● **Exercise text**:

Albert Mohler on Anders Breivik, his trial, and the limitations of a Post-Christian justice system in scandinavian nations. Their prisons sound like paradise:
The Scandinavian nations are, according to many sociologists, the most radically secularized nations on earth. A study undertaken by sociologist Peter Berger years ago rated Sweden as the world’s most secular nation, with neighboring Norway close behind. But the Scandinavian nations are not merely secular; they are specifically post-Christian. The specific religious worldview they have lost or rejected is that of Christianity — the faith that shaped the culture of these nations for many centuries.
Christianity produces a system of laws and justice that puts a high premium on both personal moral responsibility and the sanctity of human life. For this reason, the punishment of murderers has been taken with great seriousness. Those who take a human life with premeditation were understood to forfeit their own.
The rejection of the Christian worldview and the loss of biblical moral instincts produces a very different system of justice. Norway abolished the death penalty in 1902. Later, the nation abolished the sentence of life in prison, claiming that it was too extreme. As Newsweek’s Stefan Theil has reported, “Normally, even murderers are fully eligible for parole after just a few years in prison.”

● **Extracted records**:
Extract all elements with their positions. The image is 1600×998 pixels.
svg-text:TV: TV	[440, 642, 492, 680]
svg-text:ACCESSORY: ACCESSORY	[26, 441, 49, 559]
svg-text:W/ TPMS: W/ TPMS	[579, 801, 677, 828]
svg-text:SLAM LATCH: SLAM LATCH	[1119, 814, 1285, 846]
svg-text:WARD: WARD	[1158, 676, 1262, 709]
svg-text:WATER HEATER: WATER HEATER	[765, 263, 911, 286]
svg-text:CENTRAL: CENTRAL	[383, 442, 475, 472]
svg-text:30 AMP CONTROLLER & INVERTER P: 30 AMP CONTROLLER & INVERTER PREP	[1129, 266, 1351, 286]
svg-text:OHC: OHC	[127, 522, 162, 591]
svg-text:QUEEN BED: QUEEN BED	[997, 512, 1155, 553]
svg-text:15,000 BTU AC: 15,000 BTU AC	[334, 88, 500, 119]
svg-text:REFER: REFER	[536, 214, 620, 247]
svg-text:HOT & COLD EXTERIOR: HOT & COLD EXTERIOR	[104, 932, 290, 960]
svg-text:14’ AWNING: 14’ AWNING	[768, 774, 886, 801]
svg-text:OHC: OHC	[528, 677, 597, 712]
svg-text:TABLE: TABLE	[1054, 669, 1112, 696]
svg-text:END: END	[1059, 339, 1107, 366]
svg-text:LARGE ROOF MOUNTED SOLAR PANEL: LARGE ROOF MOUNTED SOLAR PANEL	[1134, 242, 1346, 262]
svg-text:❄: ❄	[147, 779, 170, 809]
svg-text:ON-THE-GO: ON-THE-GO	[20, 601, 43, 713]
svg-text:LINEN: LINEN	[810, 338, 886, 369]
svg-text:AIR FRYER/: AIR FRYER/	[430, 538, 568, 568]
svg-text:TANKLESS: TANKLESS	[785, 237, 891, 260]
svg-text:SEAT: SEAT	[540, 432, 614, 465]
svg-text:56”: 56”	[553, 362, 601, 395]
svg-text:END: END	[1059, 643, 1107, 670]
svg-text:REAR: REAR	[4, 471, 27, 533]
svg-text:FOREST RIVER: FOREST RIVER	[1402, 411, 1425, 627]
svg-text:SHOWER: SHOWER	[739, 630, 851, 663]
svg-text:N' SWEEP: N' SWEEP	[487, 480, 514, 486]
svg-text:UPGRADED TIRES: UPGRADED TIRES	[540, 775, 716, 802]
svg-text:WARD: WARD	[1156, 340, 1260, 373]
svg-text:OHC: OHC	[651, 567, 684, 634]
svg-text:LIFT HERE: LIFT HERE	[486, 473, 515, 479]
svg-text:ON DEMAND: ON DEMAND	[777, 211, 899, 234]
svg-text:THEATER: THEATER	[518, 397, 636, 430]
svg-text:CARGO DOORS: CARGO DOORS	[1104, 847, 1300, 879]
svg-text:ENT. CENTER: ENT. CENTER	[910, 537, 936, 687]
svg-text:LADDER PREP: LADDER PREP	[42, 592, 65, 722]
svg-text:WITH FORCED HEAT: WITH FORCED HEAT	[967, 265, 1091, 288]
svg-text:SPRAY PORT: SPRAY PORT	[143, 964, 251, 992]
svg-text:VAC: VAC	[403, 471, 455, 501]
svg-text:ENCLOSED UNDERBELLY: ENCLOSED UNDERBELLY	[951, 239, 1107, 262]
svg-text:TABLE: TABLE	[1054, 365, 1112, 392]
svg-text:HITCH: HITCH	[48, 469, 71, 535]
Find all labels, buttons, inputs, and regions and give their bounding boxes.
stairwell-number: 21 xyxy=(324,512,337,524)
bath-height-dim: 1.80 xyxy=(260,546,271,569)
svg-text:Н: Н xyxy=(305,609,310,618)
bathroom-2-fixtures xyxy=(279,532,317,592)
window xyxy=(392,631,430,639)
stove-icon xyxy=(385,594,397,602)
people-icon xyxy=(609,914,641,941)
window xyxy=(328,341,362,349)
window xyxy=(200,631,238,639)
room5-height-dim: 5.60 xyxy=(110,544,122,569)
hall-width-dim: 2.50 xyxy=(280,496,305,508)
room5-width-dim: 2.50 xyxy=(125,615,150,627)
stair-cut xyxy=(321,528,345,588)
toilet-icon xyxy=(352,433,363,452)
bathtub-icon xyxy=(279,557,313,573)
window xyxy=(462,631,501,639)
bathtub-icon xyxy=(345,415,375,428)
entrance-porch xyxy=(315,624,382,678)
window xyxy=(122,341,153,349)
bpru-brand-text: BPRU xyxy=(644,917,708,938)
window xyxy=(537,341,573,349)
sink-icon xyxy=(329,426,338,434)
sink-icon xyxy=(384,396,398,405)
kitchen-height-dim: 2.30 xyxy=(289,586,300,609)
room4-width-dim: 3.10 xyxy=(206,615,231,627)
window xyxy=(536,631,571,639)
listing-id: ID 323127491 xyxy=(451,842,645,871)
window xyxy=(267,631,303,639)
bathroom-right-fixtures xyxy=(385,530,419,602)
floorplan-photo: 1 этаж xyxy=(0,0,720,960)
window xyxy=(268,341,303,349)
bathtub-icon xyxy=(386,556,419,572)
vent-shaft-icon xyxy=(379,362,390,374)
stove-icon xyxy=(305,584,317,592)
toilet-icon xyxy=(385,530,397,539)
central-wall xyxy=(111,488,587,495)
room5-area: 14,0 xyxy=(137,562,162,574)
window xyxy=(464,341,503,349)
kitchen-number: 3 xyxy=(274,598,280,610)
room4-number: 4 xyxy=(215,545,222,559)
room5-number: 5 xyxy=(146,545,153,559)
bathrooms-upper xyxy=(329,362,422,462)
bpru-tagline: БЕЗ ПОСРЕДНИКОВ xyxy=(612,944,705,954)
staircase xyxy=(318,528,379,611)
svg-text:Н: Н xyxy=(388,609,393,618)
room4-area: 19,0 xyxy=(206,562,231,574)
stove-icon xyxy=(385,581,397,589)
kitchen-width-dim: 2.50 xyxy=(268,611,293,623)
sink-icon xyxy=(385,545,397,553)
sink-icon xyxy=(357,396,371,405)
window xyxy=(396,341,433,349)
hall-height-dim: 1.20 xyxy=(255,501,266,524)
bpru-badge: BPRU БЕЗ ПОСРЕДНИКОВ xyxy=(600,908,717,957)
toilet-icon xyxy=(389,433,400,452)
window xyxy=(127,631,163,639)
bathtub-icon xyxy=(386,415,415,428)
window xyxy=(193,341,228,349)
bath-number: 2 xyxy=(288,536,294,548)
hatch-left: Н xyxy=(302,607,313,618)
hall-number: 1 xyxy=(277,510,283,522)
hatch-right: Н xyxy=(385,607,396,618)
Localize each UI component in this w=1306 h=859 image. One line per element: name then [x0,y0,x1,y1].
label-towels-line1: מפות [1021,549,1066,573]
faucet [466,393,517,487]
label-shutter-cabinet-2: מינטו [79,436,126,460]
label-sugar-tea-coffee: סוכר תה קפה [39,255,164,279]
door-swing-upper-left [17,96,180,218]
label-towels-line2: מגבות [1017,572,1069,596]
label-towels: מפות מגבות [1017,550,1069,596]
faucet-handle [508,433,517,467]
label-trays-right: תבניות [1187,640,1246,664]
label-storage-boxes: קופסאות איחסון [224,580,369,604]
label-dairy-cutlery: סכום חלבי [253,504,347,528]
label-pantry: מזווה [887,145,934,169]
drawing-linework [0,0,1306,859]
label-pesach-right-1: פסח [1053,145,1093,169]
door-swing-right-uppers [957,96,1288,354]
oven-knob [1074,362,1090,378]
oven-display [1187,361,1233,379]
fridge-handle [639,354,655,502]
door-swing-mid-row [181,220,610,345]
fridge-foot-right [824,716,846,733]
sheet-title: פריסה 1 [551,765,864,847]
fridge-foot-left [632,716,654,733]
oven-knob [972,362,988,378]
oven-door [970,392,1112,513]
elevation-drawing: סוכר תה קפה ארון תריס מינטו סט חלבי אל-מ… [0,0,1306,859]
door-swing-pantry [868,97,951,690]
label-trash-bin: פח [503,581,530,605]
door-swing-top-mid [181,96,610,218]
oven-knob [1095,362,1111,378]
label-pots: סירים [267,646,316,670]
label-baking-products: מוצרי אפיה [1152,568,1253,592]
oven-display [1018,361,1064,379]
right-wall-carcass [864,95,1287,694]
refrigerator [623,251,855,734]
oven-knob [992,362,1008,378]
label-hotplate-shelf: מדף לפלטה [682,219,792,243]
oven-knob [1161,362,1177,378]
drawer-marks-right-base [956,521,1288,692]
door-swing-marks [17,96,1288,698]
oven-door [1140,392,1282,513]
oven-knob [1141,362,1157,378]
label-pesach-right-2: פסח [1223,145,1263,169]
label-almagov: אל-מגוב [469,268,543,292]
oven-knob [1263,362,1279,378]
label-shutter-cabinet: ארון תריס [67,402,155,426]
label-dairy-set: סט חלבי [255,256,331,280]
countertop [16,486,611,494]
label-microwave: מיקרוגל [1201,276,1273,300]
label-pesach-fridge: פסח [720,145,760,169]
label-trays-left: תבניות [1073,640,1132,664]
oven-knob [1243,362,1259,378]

● **Tasks for this exercise**:
• a. According to the text on Scandinavian justice, in what year did Norway abolish the death penalty?
• b. Please continue the text on Scandinavian justice from where it stops.

● **Results for each task**:
• a. 1902

• b.
As for the “prisons” themselves, Theil explains:
“Take Halden Prison, a maximum-security facility for murderers and rapists a few miles from the Swedish border. Completed last year for $280 million to house 250 inmates, its living quarters are bright and airy, with mint-green walls and IKEA-style furniture in varnished natural wood. Looking more like a college dorm than a maximum-security jail, each cell comes with a flat-screen TV, a private bath, and a large unbarred window. Inmates take cooking classes and work out with personal trainers; there’s a deluxe gym with a rock-climbing wall as well as a professional music studio for prisoners’ bands. Half the guards are women, which prison governor Are Hoidal says creates a less aggressive atmosphere. For the same reason, the guards don’t carry weapons and freely mingle with the inmates. Prisoners even fill out questionnaires to rate the level of service.”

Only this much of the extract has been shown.